» Your objective
Locate and copy each line in the data that contains the word "熊耳山国家地质公园".

» Data shown

-=-=-=-=-

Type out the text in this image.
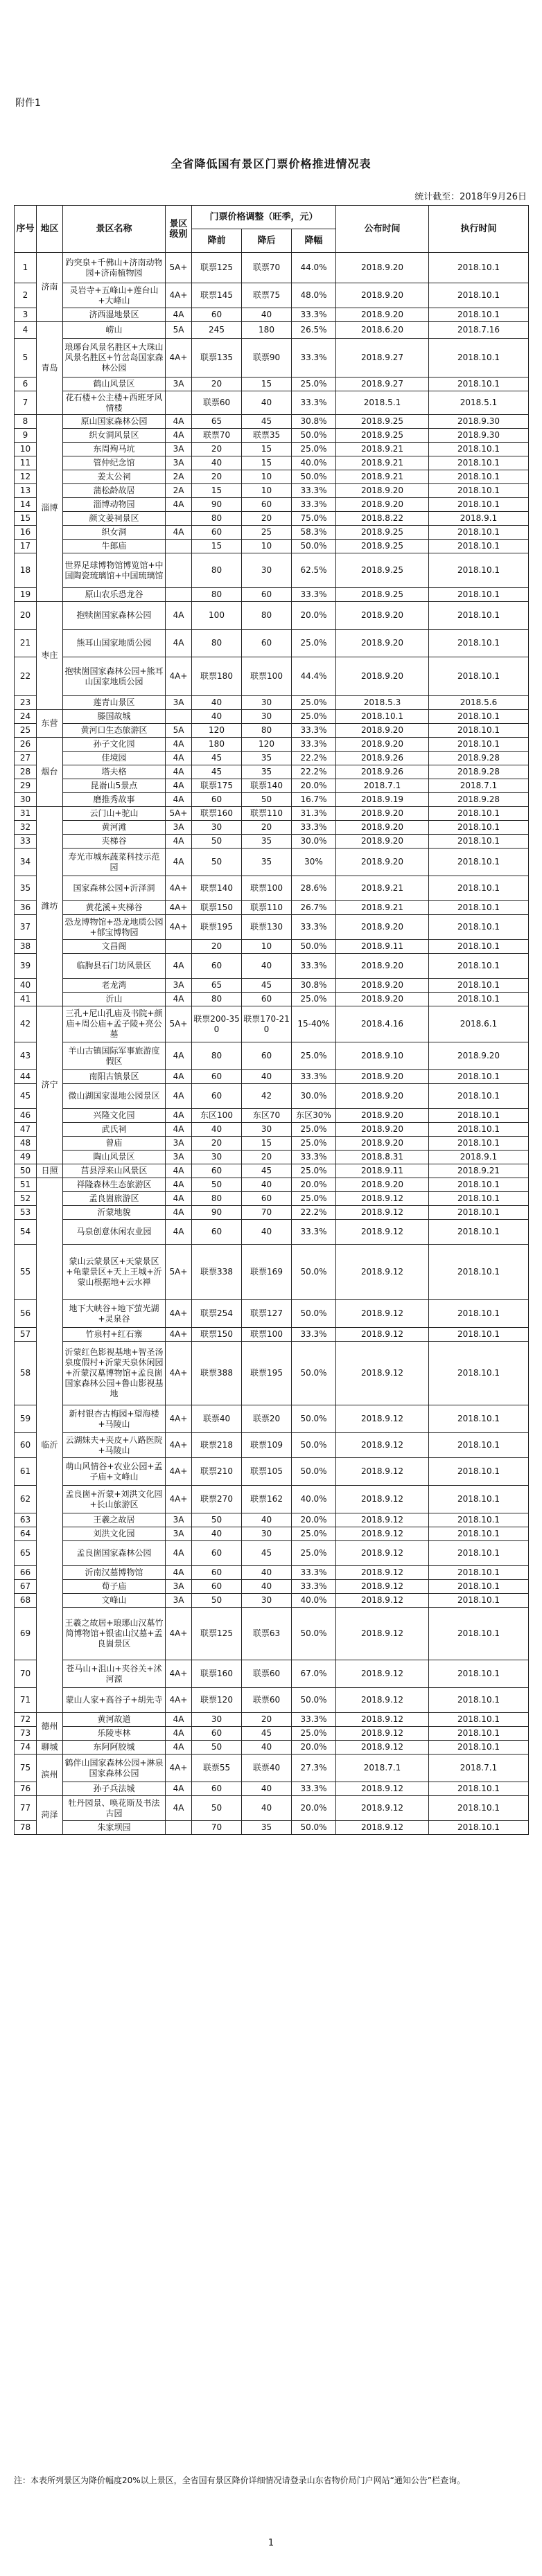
附件1
全省降低国有景区门票价格推进情况表
统计截至：2018年9月26日
序号	地区	景区名称	景区级别	门票价格调整（旺季，元）			公布时间	执行时间
				降前	降后	降幅		
1	济南	趵突泉+千佛山+济南动物园+济南植物园	5A+	联票125	联票70	44.0%	2018.9.20	2018.10.1
2		灵岩寺+五峰山+莲台山+大峰山	4A+	联票145	联票75	48.0%	2018.9.20	2018.10.1
3		济西湿地景区	4A	60	40	33.3%	2018.9.20	2018.10.1
4	青岛	崂山	5A	245	180	26.5%	2018.6.20	2018.7.16
5		琅琊台风景名胜区+大珠山风景名胜区+竹岔岛国家森林公园	4A+	联票135	联票90	33.3%	2018.9.27	2018.10.1
6		鹤山风景区	3A	20	15	25.0%	2018.9.27	2018.10.1
7		花石楼+公主楼+西班牙风情楼		联票60	40	33.3%	2018.5.1	2018.5.1
8	淄博	原山国家森林公园	4A	65	45	30.8%	2018.9.25	2018.9.30
9		织女洞风景区	4A	联票70	联票35	50.0%	2018.9.25	2018.9.30
10		东周殉马坑	3A	20	15	25.0%	2018.9.21	2018.10.1
11		管仲纪念馆	3A	40	15	40.0%	2018.9.21	2018.10.1
12		姜太公祠	2A	20	10	50.0%	2018.9.21	2018.10.1
13		蒲松龄故居	2A	15	10	33.3%	2018.9.20	2018.10.1
14		淄博动物园	4A	90	60	33.3%	2018.9.20	2018.10.1
15		颜文姜祠景区		80	20	75.0%	2018.8.22	2018.9.1
16		织女洞	4A	60	25	58.3%	2018.9.25	2018.10.1
17		牛郎庙		15	10	50.0%	2018.9.25	2018.10.1
18		世界足球博物馆博览馆+中国陶瓷琉璃馆+中国琉璃馆		80	30	62.5%	2018.9.25	2018.10.1
19		原山农乐恐龙谷		80	60	33.3%	2018.9.25	2018.10.1
20	枣庄	抱犊崮国家森林公园	4A	100	80	20.0%	2018.9.20	2018.10.1
21		熊耳山国家地质公园	4A	80	60	25.0%	2018.9.20	2018.10.1
22		抱犊崮国家森林公园+熊耳山国家地质公园	4A+	联票180	联票100	44.4%	2018.9.20	2018.10.1
23		莲青山景区	3A	40	30	25.0%	2018.5.3	2018.5.6
24	东营	滕国故城		40	30	25.0%	2018.10.1	2018.10.1
25		黄河口生态旅游区	5A	120	80	33.3%	2018.9.20	2018.10.1
26	烟台	孙子文化园	4A	180	120	33.3%	2018.9.20	2018.10.1
27		佳境园	4A	45	35	22.2%	2018.9.26	2018.9.28
28		塔夫格	4A	45	35	22.2%	2018.9.26	2018.9.28
29		昆嵛山5景点	4A	联票175	联票140	20.0%	2018.7.1	2018.7.1
30		磨推秀故事	4A	60	50	16.7%	2018.9.19	2018.9.28
31	潍坊	云门山+驼山	5A+	联票160	联票110	31.3%	2018.9.20	2018.10.1
32		黄河滩	3A	30	20	33.3%	2018.9.20	2018.10.1
33		夹梯谷	4A	50	35	30.0%	2018.9.20	2018.10.1
34		寿光市城东蔬菜科技示范园	4A	50	35	30%	2018.9.20	2018.10.1
35		国家森林公园+沂泽洞	4A+	联票140	联票100	28.6%	2018.9.21	2018.10.1
36		黄花溪+夹梯谷	4A+	联票150	联票110	26.7%	2018.9.21	2018.10.1
37		恐龙博物馆+恐龙地质公园+郁宝博物园	4A+	联票195	联票130	33.3%	2018.9.20	2018.10.1
38		文昌阁		20	10	50.0%	2018.9.11	2018.10.1
39		临朐县石门坊风景区	4A	60	40	33.3%	2018.9.20	2018.10.1
40		老龙湾	3A	65	45	30.8%	2018.9.20	2018.10.1
41		沂山	4A	80	60	25.0%	2018.9.20	2018.10.1
42	济宁	三孔+尼山孔庙及书院+颜庙+周公庙+孟子陵+亮公墓	5A+	联票200-350	联票170-210	15-40%	2018.4.16	2018.6.1
43		羊山古镇国际军事旅游度假区	4A	80	60	25.0%	2018.9.10	2018.9.20
44		南阳古镇景区	4A	60	40	33.3%	2018.9.20	2018.10.1
45		微山湖国家湿地公园景区	4A	60	42	30.0%	2018.9.20	2018.10.1
46		兴隆文化园	4A	东区100	东区70	东区30%	2018.9.20	2018.10.1
47		武氏祠	4A	40	30	25.0%	2018.9.20	2018.10.1
48		曾庙	3A	20	15	25.0%	2018.9.20	2018.10.1
49		陶山风景区	3A	30	20	33.3%	2018.8.31	2018.9.1
50	日照	莒县浮来山风景区	4A	60	45	25.0%	2018.9.11	2018.9.21
51	临沂	祥隆森林生态旅游区	4A	50	40	20.0%	2018.9.20	2018.10.1
52		孟良崮旅游区	4A	80	60	25.0%	2018.9.12	2018.10.1
53		沂蒙地貌	4A	90	70	22.2%	2018.9.12	2018.10.1
54		马泉创意休闲农业园	4A	60	40	33.3%	2018.9.12	2018.10.1
55		蒙山云蒙景区+天蒙景区+龟蒙景区+天上王城+沂蒙山根据地+云水禅	5A+	联票338	联票169	50.0%	2018.9.12	2018.10.1
56		地下大峡谷+地下萤光湖+灵泉谷	4A+	联票254	联票127	50.0%	2018.9.12	2018.10.1
57		竹泉村+红石寨	4A+	联票150	联票100	33.3%	2018.9.12	2018.10.1
58		沂蒙红色影视基地+智圣汤泉度假村+沂蒙天泉休闲园+沂蒙汉墓博物馆+孟良崮国家森林公园+鲁山影视基地	4A+	联票388	联票195	50.0%	2018.9.12	2018.10.1
59		新村银杏古梅园+望海楼+马陵山	4A+	联票40	联票20	50.0%	2018.9.12	2018.10.1
60		云湖妹夫+夹皮+八路医院+马陵山	4A+	联票218	联票109	50.0%	2018.9.12	2018.10.1
61		萌山风情谷+农业公园+孟子庙+文峰山	4A+	联票210	联票105	50.0%	2018.9.12	2018.10.1
62		孟良崮+沂蒙+刘洪文化园+长山旅游区	4A+	联票270	联票162	40.0%	2018.9.12	2018.10.1
63		王羲之故居	3A	50	40	20.0%	2018.9.12	2018.10.1
64		刘洪文化园	3A	40	30	25.0%	2018.9.12	2018.10.1
65		孟良崮国家森林公园	4A	60	45	25.0%	2018.9.12	2018.10.1
66		沂南汉墓博物馆	4A	60	40	33.3%	2018.9.12	2018.10.1
67		荀子庙	3A	60	40	33.3%	2018.9.12	2018.10.1
68		文峰山	3A	50	30	40.0%	2018.9.12	2018.10.1
69		王羲之故居+琅琊山汉墓竹简博物馆+银雀山汉墓+孟良崮景区	4A+	联票125	联票63	50.0%	2018.9.12	2018.10.1
70		苍马山+沮山+夹谷关+沭河源	4A+	联票160	联票60	67.0%	2018.9.12	2018.10.1
71		蒙山人家+高谷子+胡先寺	4A+	联票120	联票60	50.0%	2018.9.12	2018.10.1
72	德州	黄河故道	4A	30	20	33.3%	2018.9.12	2018.10.1
73		乐陵枣林	4A	60	45	25.0%	2018.9.12	2018.10.1
74	聊城	东阿阿胶城	4A	50	40	20.0%	2018.9.12	2018.10.1
75	滨州	鹤伴山国家森林公园+淋泉国家森林公园	4A+	联票55	联票40	27.3%	2018.7.1	2018.7.1
76		孙子兵法城	4A	60	40	33.3%	2018.9.12	2018.10.1
77	菏泽	牡丹园景、唤花斯及书法古园	4A	50	40	20.0%	2018.9.12	2018.10.1
78		朱家坝园		70	35	50.0%	2018.9.12	2018.10.1
注：本表所列景区为降价幅度20%以上景区，全省国有景区降价详细情况请登录山东省物价局门户网站“通知公告”栏查询。
1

-=-=-=-=-

» Solution
21		熊耳山国家地质公园	4A	80	60	25.0%	2018.9.20	2018.10.1
22		抱犊崮国家森林公园+熊耳山国家地质公园	4A+	联票180	联票100	44.4%	2018.9.20	2018.10.1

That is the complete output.